BRIEF - Leave out the pictures and return every entry exactly as it appears.
[begin WORKING DATA]
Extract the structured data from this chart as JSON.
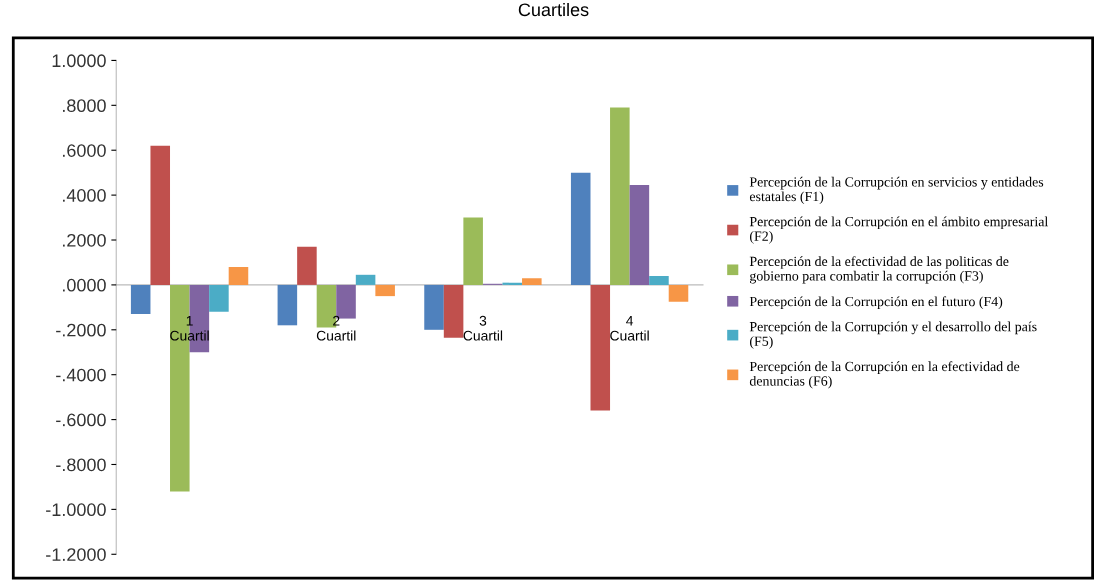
{
  "chart_data": {
    "type": "bar",
    "title": "Cuartiles",
    "categories": [
      "1\nCuartil",
      "2\nCuartil",
      "3\nCuartil",
      "4\nCuartil"
    ],
    "series": [
      {
        "name": "Percepción de la Corrupción en servicios y entidades estatales (F1)",
        "color": "#4f81bd",
        "values": [
          -0.13,
          -0.18,
          -0.2,
          0.5
        ]
      },
      {
        "name": "Percepción de la Corrupción en el ámbito empresarial (F2)",
        "color": "#c0504d",
        "values": [
          0.62,
          0.17,
          -0.235,
          -0.56
        ]
      },
      {
        "name": "Percepción de la efectividad de las politicas de gobierno para combatir la corrupción (F3)",
        "color": "#9bbb59",
        "values": [
          -0.92,
          -0.19,
          0.3,
          0.79
        ]
      },
      {
        "name": "Percepción de la Corrupción en el futuro (F4)",
        "color": "#8064a2",
        "values": [
          -0.3,
          -0.15,
          0.005,
          0.445
        ]
      },
      {
        "name": "Percepción de la Corrupción y el desarrollo del país (F5)",
        "color": "#4bacc6",
        "values": [
          -0.12,
          0.045,
          0.01,
          0.04
        ]
      },
      {
        "name": "Percepción de la Corrupción en la efectividad de denuncias (F6)",
        "color": "#f79646",
        "values": [
          0.08,
          -0.05,
          0.03,
          -0.075
        ]
      }
    ],
    "ylim": [
      -1.2,
      1.0
    ],
    "yticks": [
      {
        "value": -1.2,
        "label": "-1.2000"
      },
      {
        "value": -1.0,
        "label": "-1.0000"
      },
      {
        "value": -0.8,
        "label": "-.8000"
      },
      {
        "value": -0.6,
        "label": "-.6000"
      },
      {
        "value": -0.4,
        "label": "-.4000"
      },
      {
        "value": -0.2,
        "label": "-.2000"
      },
      {
        "value": 0,
        "label": ".0000"
      },
      {
        "value": 0.2,
        "label": ".2000"
      },
      {
        "value": 0.4,
        "label": ".4000"
      },
      {
        "value": 0.6,
        "label": ".6000"
      },
      {
        "value": 0.8,
        "label": ".8000"
      },
      {
        "value": 1.0,
        "label": "1.0000"
      }
    ],
    "grid": false,
    "legend": "right"
  }
}
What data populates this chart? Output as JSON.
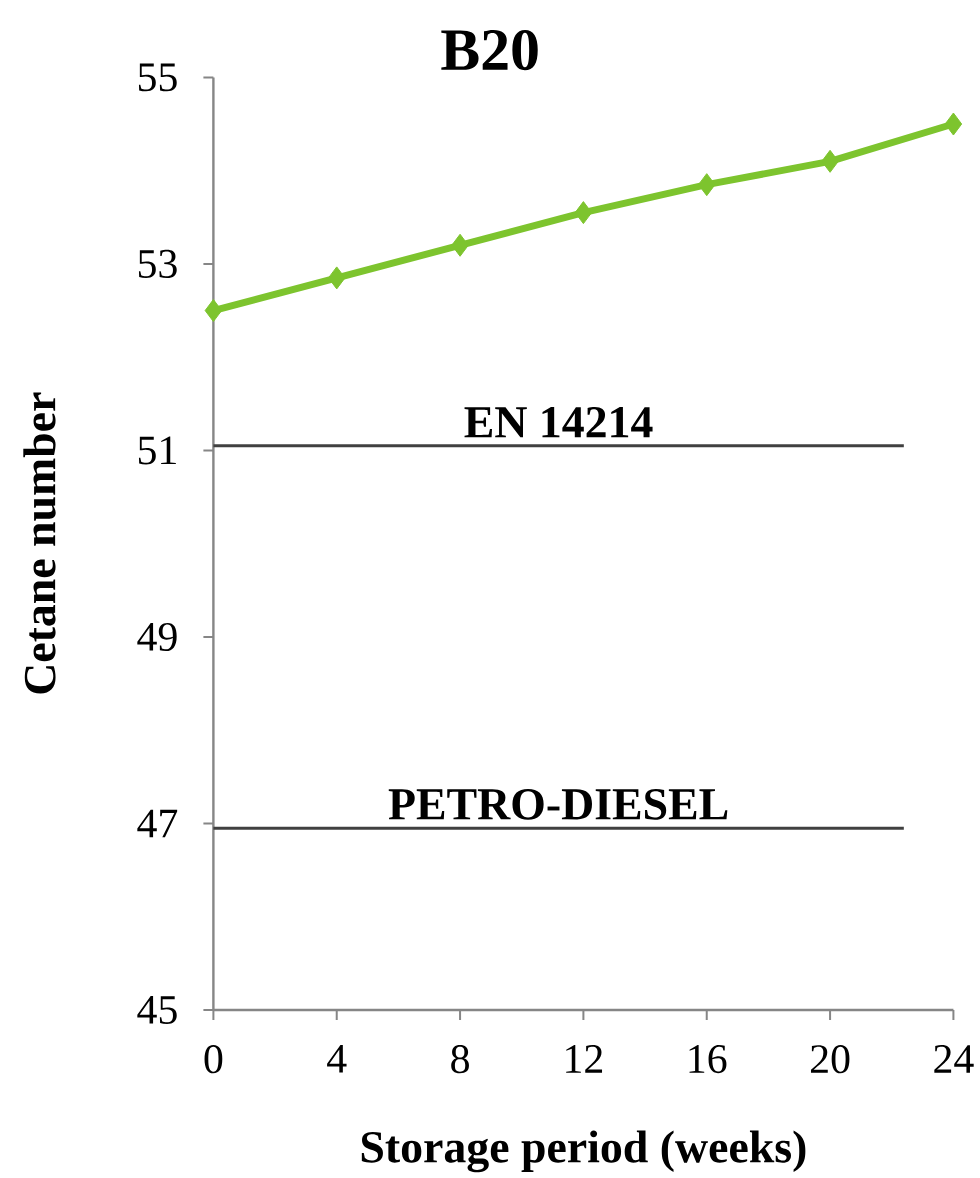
{
  "chart_data": {
    "type": "line",
    "title": "B20",
    "xlabel": "Storage period (weeks)",
    "ylabel": "Cetane number",
    "x": [
      0,
      4,
      8,
      12,
      16,
      20,
      24
    ],
    "values": [
      52.5,
      52.85,
      53.2,
      53.55,
      53.85,
      54.1,
      54.5
    ],
    "color": "#7dc42e",
    "marker": "diamond",
    "xlim": [
      0,
      24
    ],
    "xticks": [
      0,
      4,
      8,
      12,
      16,
      20,
      24
    ],
    "ylim": [
      45,
      55
    ],
    "yticks": [
      45,
      47,
      49,
      51,
      53,
      55
    ],
    "ref_lines": [
      {
        "axis": "y",
        "value": 51.05,
        "label": "EN 14214",
        "color": "#404040"
      },
      {
        "axis": "y",
        "value": 46.95,
        "label": "PETRO-DIESEL",
        "color": "#404040"
      }
    ]
  }
}
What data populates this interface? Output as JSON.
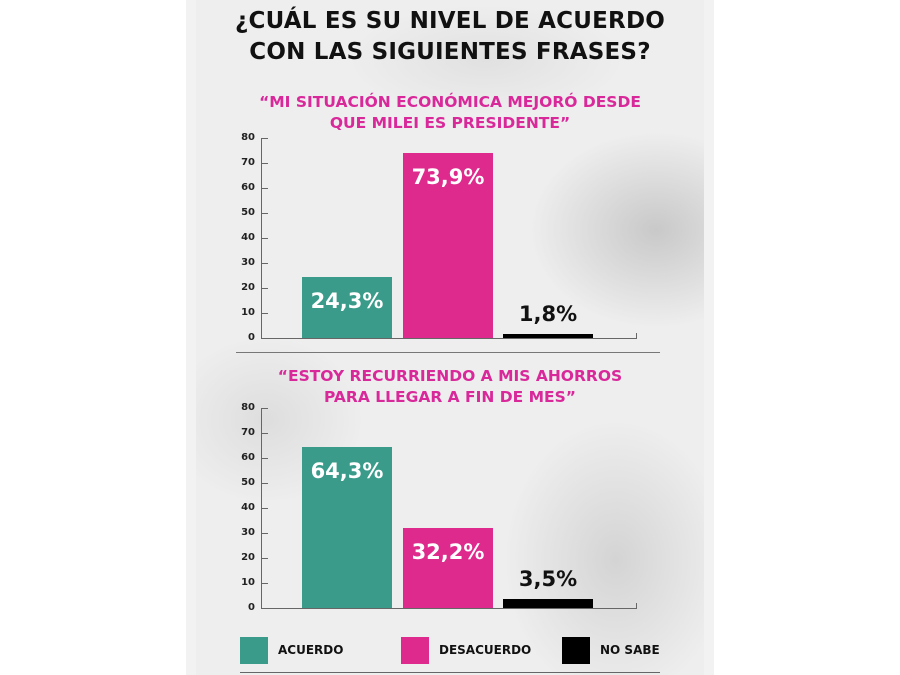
{
  "title": {
    "line1": "¿CUÁL ES SU NIVEL DE ACUERDO",
    "line2": "CON LAS SIGUIENTES FRASES?"
  },
  "colors": {
    "acuerdo": "#3a9b8a",
    "desacuerdo": "#dd2a8c",
    "no_sabe": "#000000",
    "subtitle": "#d8289a"
  },
  "charts": [
    {
      "subtitle_line1": "“MI SITUACIÓN ECONÓMICA MEJORÓ DESDE",
      "subtitle_line2": "QUE MILEI ES PRESIDENTE”",
      "labels": [
        "24,3%",
        "73,9%",
        "1,8%"
      ]
    },
    {
      "subtitle_line1": "“ESTOY RECURRIENDO A MIS AHORROS",
      "subtitle_line2": "PARA LLEGAR A FIN DE MES”",
      "labels": [
        "64,3%",
        "32,2%",
        "3,5%"
      ]
    }
  ],
  "yticks": [
    "80",
    "70",
    "60",
    "50",
    "40",
    "30",
    "20",
    "10",
    "0"
  ],
  "legend": [
    {
      "label": "ACUERDO",
      "color": "#3a9b8a"
    },
    {
      "label": "DESACUERDO",
      "color": "#dd2a8c"
    },
    {
      "label": "NO SABE",
      "color": "#000000"
    }
  ],
  "chart_data": [
    {
      "type": "bar",
      "title": "“MI SITUACIÓN ECONÓMICA MEJORÓ DESDE QUE MILEI ES PRESIDENTE”",
      "categories": [
        "ACUERDO",
        "DESACUERDO",
        "NO SABE"
      ],
      "values": [
        24.3,
        73.9,
        1.8
      ],
      "value_labels": [
        "24,3%",
        "73,9%",
        "1,8%"
      ],
      "colors": [
        "#3a9b8a",
        "#dd2a8c",
        "#000000"
      ],
      "xlabel": "",
      "ylabel": "",
      "ylim": [
        0,
        80
      ],
      "yticks": [
        0,
        10,
        20,
        30,
        40,
        50,
        60,
        70,
        80
      ],
      "grid": false,
      "legend_position": "bottom"
    },
    {
      "type": "bar",
      "title": "“ESTOY RECURRIENDO A MIS AHORROS PARA LLEGAR A FIN DE MES”",
      "categories": [
        "ACUERDO",
        "DESACUERDO",
        "NO SABE"
      ],
      "values": [
        64.3,
        32.2,
        3.5
      ],
      "value_labels": [
        "64,3%",
        "32,2%",
        "3,5%"
      ],
      "colors": [
        "#3a9b8a",
        "#dd2a8c",
        "#000000"
      ],
      "xlabel": "",
      "ylabel": "",
      "ylim": [
        0,
        80
      ],
      "yticks": [
        0,
        10,
        20,
        30,
        40,
        50,
        60,
        70,
        80
      ],
      "grid": false,
      "legend_position": "bottom"
    }
  ]
}
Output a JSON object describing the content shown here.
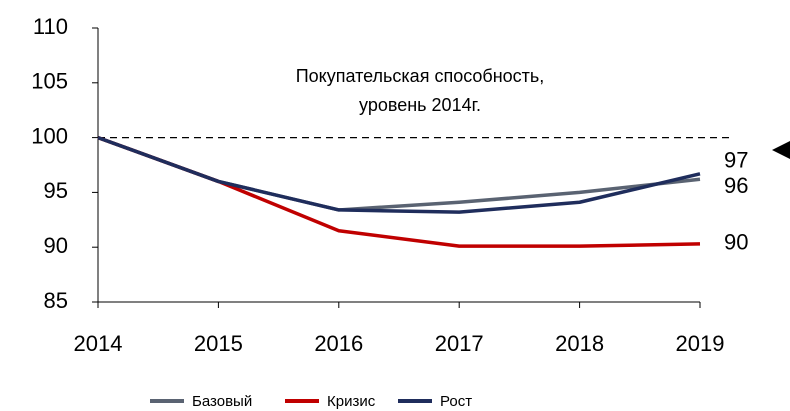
{
  "chart_data": {
    "type": "line",
    "annotation": [
      "Покупательская способность,",
      "уровень 2014г."
    ],
    "x": [
      2014,
      2015,
      2016,
      2017,
      2018,
      2019
    ],
    "xlim": [
      2014,
      2019
    ],
    "xticks": [
      2014,
      2015,
      2016,
      2017,
      2018,
      2019
    ],
    "ylim": [
      85,
      110
    ],
    "yticks": [
      85,
      90,
      95,
      100,
      105,
      110
    ],
    "reference_line": 100,
    "series": [
      {
        "name": "Базовый",
        "color": "#5a6372",
        "values": [
          100,
          96,
          93.4,
          94.1,
          95,
          96.2
        ],
        "value_labels": [
          null,
          null,
          null,
          null,
          null,
          "96"
        ]
      },
      {
        "name": "Кризис",
        "color": "#c00000",
        "values": [
          100,
          96,
          91.5,
          90.1,
          90.1,
          90.3
        ],
        "value_labels": [
          null,
          null,
          null,
          null,
          null,
          "90"
        ]
      },
      {
        "name": "Рост",
        "color": "#1f2d5c",
        "values": [
          100,
          96,
          93.4,
          93.2,
          94.1,
          96.7
        ],
        "value_labels": [
          null,
          null,
          null,
          null,
          null,
          "97"
        ]
      }
    ]
  }
}
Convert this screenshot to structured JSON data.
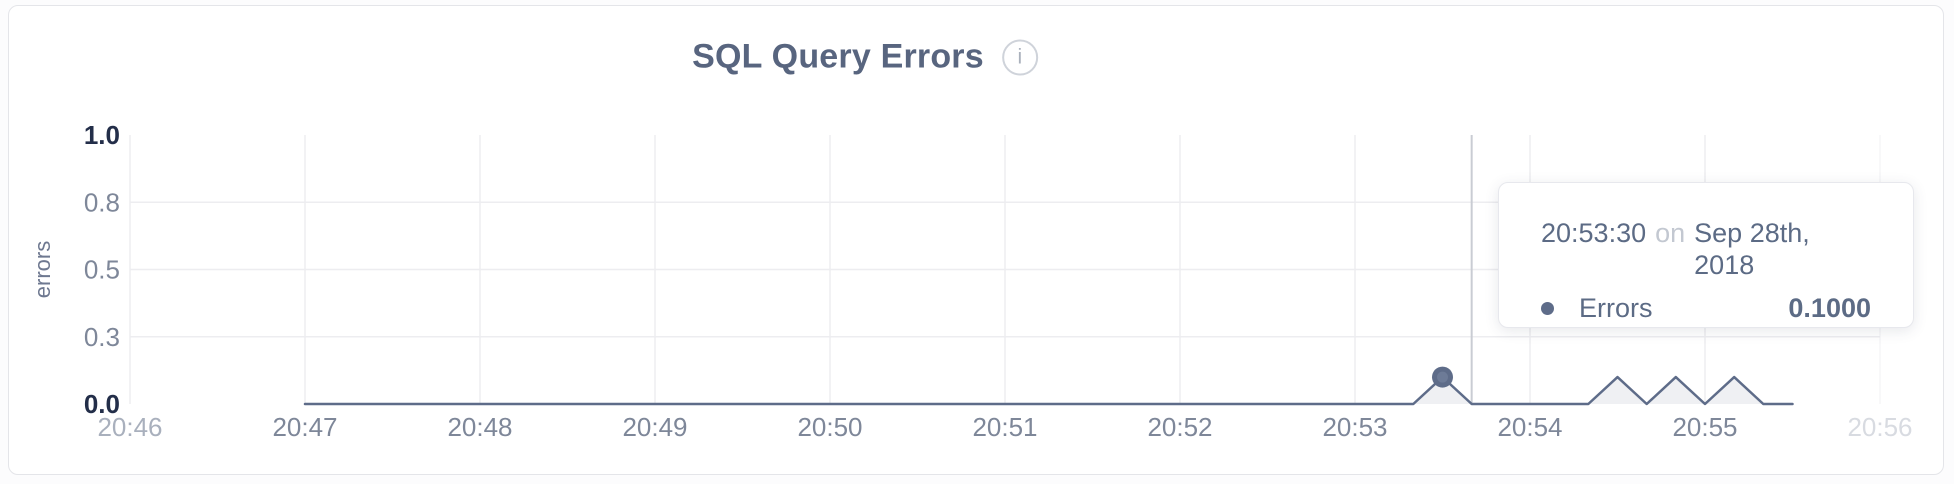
[end WORKING DATA]
EXERCISE OUTPUT -
Extract the structured data from this chart as JSON.
{
  "chart_data": {
    "type": "bar",
    "title": "Cuartiles",
    "categories": [
      "1\nCuartil",
      "2\nCuartil",
      "3\nCuartil",
      "4\nCuartil"
    ],
    "series": [
      {
        "name": "Percepción de la Corrupción en servicios y entidades estatales (F1)",
        "color": "#4f81bd",
        "values": [
          -0.13,
          -0.18,
          -0.2,
          0.5
        ]
      },
      {
        "name": "Percepción de la Corrupción en el ámbito empresarial (F2)",
        "color": "#c0504d",
        "values": [
          0.62,
          0.17,
          -0.235,
          -0.56
        ]
      },
      {
        "name": "Percepción de la efectividad de las politicas de gobierno para combatir la corrupción (F3)",
        "color": "#9bbb59",
        "values": [
          -0.92,
          -0.19,
          0.3,
          0.79
        ]
      },
      {
        "name": "Percepción de la Corrupción en el futuro (F4)",
        "color": "#8064a2",
        "values": [
          -0.3,
          -0.15,
          0.005,
          0.445
        ]
      },
      {
        "name": "Percepción de la Corrupción y el desarrollo del país (F5)",
        "color": "#4bacc6",
        "values": [
          -0.12,
          0.045,
          0.01,
          0.04
        ]
      },
      {
        "name": "Percepción de la Corrupción en la efectividad de denuncias (F6)",
        "color": "#f79646",
        "values": [
          0.08,
          -0.05,
          0.03,
          -0.075
        ]
      }
    ],
    "ylim": [
      -1.2,
      1.0
    ],
    "yticks": [
      {
        "value": -1.2,
        "label": "-1.2000"
      },
      {
        "value": -1.0,
        "label": "-1.0000"
      },
      {
        "value": -0.8,
        "label": "-.8000"
      },
      {
        "value": -0.6,
        "label": "-.6000"
      },
      {
        "value": -0.4,
        "label": "-.4000"
      },
      {
        "value": -0.2,
        "label": "-.2000"
      },
      {
        "value": 0,
        "label": ".0000"
      },
      {
        "value": 0.2,
        "label": ".2000"
      },
      {
        "value": 0.4,
        "label": ".4000"
      },
      {
        "value": 0.6,
        "label": ".6000"
      },
      {
        "value": 0.8,
        "label": ".8000"
      },
      {
        "value": 1.0,
        "label": "1.0000"
      }
    ],
    "grid": false,
    "legend": "right"
  }
}
What data populates this chart? Output as JSON.
{
  "chart_data": {
    "type": "line",
    "title": "B20",
    "xlabel": "Storage period (weeks)",
    "ylabel": "Cetane number",
    "x": [
      0,
      4,
      8,
      12,
      16,
      20,
      24
    ],
    "values": [
      52.5,
      52.85,
      53.2,
      53.55,
      53.85,
      54.1,
      54.5
    ],
    "color": "#7dc42e",
    "marker": "diamond",
    "xlim": [
      0,
      24
    ],
    "xticks": [
      0,
      4,
      8,
      12,
      16,
      20,
      24
    ],
    "ylim": [
      45,
      55
    ],
    "yticks": [
      45,
      47,
      49,
      51,
      53,
      55
    ],
    "ref_lines": [
      {
        "axis": "y",
        "value": 51.05,
        "label": "EN 14214",
        "color": "#404040"
      },
      {
        "axis": "y",
        "value": 46.95,
        "label": "PETRO-DIESEL",
        "color": "#404040"
      }
    ]
  }
}
What data populates this interface? Output as JSON.
{
  "title": {
    "line1": "¿CUÁL ES SU NIVEL DE ACUERDO",
    "line2": "CON LAS SIGUIENTES FRASES?"
  },
  "colors": {
    "acuerdo": "#3a9b8a",
    "desacuerdo": "#dd2a8c",
    "no_sabe": "#000000",
    "subtitle": "#d8289a"
  },
  "charts": [
    {
      "subtitle_line1": "“MI SITUACIÓN ECONÓMICA MEJORÓ DESDE",
      "subtitle_line2": "QUE MILEI ES PRESIDENTE”",
      "labels": [
        "24,3%",
        "73,9%",
        "1,8%"
      ]
    },
    {
      "subtitle_line1": "“ESTOY RECURRIENDO A MIS AHORROS",
      "subtitle_line2": "PARA LLEGAR A FIN DE MES”",
      "labels": [
        "64,3%",
        "32,2%",
        "3,5%"
      ]
    }
  ],
  "yticks": [
    "80",
    "70",
    "60",
    "50",
    "40",
    "30",
    "20",
    "10",
    "0"
  ],
  "legend": [
    {
      "label": "ACUERDO",
      "color": "#3a9b8a"
    },
    {
      "label": "DESACUERDO",
      "color": "#dd2a8c"
    },
    {
      "label": "NO SABE",
      "color": "#000000"
    }
  ],
  "chart_data": [
    {
      "type": "bar",
      "title": "“MI SITUACIÓN ECONÓMICA MEJORÓ DESDE QUE MILEI ES PRESIDENTE”",
      "categories": [
        "ACUERDO",
        "DESACUERDO",
        "NO SABE"
      ],
      "values": [
        24.3,
        73.9,
        1.8
      ],
      "value_labels": [
        "24,3%",
        "73,9%",
        "1,8%"
      ],
      "colors": [
        "#3a9b8a",
        "#dd2a8c",
        "#000000"
      ],
      "xlabel": "",
      "ylabel": "",
      "ylim": [
        0,
        80
      ],
      "yticks": [
        0,
        10,
        20,
        30,
        40,
        50,
        60,
        70,
        80
      ],
      "grid": false,
      "legend_position": "bottom"
    },
    {
      "type": "bar",
      "title": "“ESTOY RECURRIENDO A MIS AHORROS PARA LLEGAR A FIN DE MES”",
      "categories": [
        "ACUERDO",
        "DESACUERDO",
        "NO SABE"
      ],
      "values": [
        64.3,
        32.2,
        3.5
      ],
      "value_labels": [
        "64,3%",
        "32,2%",
        "3,5%"
      ],
      "colors": [
        "#3a9b8a",
        "#dd2a8c",
        "#000000"
      ],
      "xlabel": "",
      "ylabel": "",
      "ylim": [
        0,
        80
      ],
      "yticks": [
        0,
        10,
        20,
        30,
        40,
        50,
        60,
        70,
        80
      ],
      "grid": false,
      "legend_position": "bottom"
    }
  ]
}
Output a JSON object describing the content shown here.
{
  "chart_data": {
    "type": "line",
    "annotation": [
      "Покупательская способность,",
      "уровень 2014г."
    ],
    "x": [
      2014,
      2015,
      2016,
      2017,
      2018,
      2019
    ],
    "xlim": [
      2014,
      2019
    ],
    "xticks": [
      2014,
      2015,
      2016,
      2017,
      2018,
      2019
    ],
    "ylim": [
      85,
      110
    ],
    "yticks": [
      85,
      90,
      95,
      100,
      105,
      110
    ],
    "reference_line": 100,
    "series": [
      {
        "name": "Базовый",
        "color": "#5a6372",
        "values": [
          100,
          96,
          93.4,
          94.1,
          95,
          96.2
        ],
        "value_labels": [
          null,
          null,
          null,
          null,
          null,
          "96"
        ]
      },
      {
        "name": "Кризис",
        "color": "#c00000",
        "values": [
          100,
          96,
          91.5,
          90.1,
          90.1,
          90.3
        ],
        "value_labels": [
          null,
          null,
          null,
          null,
          null,
          "90"
        ]
      },
      {
        "name": "Рост",
        "color": "#1f2d5c",
        "values": [
          100,
          96,
          93.4,
          93.2,
          94.1,
          96.7
        ],
        "value_labels": [
          null,
          null,
          null,
          null,
          null,
          "97"
        ]
      }
    ]
  }
}
Convert this screenshot to structured JSON data.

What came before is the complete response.